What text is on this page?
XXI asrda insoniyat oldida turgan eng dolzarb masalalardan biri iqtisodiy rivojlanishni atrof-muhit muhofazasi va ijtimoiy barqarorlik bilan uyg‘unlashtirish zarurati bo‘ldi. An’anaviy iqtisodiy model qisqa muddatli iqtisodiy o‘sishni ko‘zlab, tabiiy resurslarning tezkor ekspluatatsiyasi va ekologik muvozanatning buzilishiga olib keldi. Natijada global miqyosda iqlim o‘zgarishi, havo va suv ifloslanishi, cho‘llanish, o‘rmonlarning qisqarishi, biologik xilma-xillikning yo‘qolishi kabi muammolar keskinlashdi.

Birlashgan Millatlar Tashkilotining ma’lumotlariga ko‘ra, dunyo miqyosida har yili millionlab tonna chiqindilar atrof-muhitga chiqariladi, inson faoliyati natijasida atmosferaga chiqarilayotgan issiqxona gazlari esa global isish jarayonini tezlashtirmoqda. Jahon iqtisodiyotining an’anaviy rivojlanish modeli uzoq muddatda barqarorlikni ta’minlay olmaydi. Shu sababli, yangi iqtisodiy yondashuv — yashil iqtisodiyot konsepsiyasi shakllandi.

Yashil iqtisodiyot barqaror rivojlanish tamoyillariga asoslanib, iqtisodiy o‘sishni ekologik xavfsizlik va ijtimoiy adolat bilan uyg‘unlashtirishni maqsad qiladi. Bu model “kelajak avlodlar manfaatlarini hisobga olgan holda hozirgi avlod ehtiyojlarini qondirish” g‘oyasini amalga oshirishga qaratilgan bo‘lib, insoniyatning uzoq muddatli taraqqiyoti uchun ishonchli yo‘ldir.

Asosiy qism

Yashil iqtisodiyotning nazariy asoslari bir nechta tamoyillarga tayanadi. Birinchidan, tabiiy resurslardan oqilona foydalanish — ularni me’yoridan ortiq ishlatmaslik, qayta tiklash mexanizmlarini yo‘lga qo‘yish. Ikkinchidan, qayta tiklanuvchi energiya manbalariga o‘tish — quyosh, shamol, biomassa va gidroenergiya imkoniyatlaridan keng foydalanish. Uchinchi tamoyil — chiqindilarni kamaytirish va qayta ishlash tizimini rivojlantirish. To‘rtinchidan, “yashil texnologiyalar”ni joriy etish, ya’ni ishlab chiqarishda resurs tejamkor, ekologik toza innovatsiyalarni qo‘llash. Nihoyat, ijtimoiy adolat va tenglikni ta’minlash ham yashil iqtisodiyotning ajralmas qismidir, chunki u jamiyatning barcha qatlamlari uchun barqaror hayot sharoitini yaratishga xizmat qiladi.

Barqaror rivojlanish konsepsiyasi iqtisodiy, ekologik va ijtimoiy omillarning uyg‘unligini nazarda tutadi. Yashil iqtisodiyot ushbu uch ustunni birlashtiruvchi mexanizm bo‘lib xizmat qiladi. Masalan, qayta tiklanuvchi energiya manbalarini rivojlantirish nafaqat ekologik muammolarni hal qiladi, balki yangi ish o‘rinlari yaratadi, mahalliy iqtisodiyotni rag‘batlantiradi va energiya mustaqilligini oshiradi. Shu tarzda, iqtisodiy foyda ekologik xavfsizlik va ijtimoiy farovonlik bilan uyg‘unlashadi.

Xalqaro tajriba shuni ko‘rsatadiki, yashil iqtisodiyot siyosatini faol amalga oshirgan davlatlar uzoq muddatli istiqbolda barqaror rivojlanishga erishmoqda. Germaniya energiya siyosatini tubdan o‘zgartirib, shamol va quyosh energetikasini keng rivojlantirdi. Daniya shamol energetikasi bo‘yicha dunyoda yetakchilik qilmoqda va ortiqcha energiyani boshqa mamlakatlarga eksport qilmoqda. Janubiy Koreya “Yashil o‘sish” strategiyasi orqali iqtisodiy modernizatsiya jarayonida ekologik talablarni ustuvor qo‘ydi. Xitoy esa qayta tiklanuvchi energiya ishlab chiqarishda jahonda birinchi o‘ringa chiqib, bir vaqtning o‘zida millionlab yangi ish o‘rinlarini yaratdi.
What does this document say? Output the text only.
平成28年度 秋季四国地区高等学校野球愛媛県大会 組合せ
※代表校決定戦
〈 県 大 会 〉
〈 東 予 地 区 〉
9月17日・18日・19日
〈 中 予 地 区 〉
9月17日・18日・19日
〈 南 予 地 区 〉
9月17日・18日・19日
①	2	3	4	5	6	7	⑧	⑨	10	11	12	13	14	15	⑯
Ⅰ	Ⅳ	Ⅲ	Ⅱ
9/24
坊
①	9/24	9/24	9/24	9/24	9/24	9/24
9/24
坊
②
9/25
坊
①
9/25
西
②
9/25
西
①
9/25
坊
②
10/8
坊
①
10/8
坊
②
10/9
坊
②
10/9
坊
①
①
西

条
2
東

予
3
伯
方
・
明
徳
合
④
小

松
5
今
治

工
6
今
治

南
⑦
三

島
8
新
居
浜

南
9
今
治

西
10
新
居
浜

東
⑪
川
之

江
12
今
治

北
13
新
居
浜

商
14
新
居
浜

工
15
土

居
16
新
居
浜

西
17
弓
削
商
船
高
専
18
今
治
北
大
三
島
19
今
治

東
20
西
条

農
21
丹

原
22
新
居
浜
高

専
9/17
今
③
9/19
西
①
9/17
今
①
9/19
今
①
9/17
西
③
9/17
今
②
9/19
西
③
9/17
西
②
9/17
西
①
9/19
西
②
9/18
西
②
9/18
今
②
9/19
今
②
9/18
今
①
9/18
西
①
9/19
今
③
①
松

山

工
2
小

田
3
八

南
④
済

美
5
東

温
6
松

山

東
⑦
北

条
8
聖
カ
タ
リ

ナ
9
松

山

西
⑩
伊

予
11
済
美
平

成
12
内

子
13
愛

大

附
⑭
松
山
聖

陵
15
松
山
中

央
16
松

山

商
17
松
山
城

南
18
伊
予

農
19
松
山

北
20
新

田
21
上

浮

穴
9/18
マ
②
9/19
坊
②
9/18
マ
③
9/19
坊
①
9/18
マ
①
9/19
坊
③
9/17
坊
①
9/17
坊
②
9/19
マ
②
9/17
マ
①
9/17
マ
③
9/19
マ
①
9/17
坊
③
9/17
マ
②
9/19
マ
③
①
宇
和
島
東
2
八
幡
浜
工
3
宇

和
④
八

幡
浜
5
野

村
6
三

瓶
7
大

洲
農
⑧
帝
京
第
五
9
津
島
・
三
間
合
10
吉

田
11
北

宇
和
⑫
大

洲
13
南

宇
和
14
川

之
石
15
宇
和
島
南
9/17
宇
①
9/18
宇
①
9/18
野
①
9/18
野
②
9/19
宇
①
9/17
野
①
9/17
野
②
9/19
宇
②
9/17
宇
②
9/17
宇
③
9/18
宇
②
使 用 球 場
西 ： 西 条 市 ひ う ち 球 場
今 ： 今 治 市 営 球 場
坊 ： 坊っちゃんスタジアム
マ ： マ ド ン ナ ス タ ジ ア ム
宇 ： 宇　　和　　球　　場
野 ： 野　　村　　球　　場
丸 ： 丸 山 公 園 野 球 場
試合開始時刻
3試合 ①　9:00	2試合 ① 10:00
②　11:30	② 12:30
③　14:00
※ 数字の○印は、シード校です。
━━━━━━━━
» GIVEN REQUEST
From the data above, pick out each line containing "text" and copy it.

» TASK SOLUTION
What text is on this page?
What does this document say? Output the text only.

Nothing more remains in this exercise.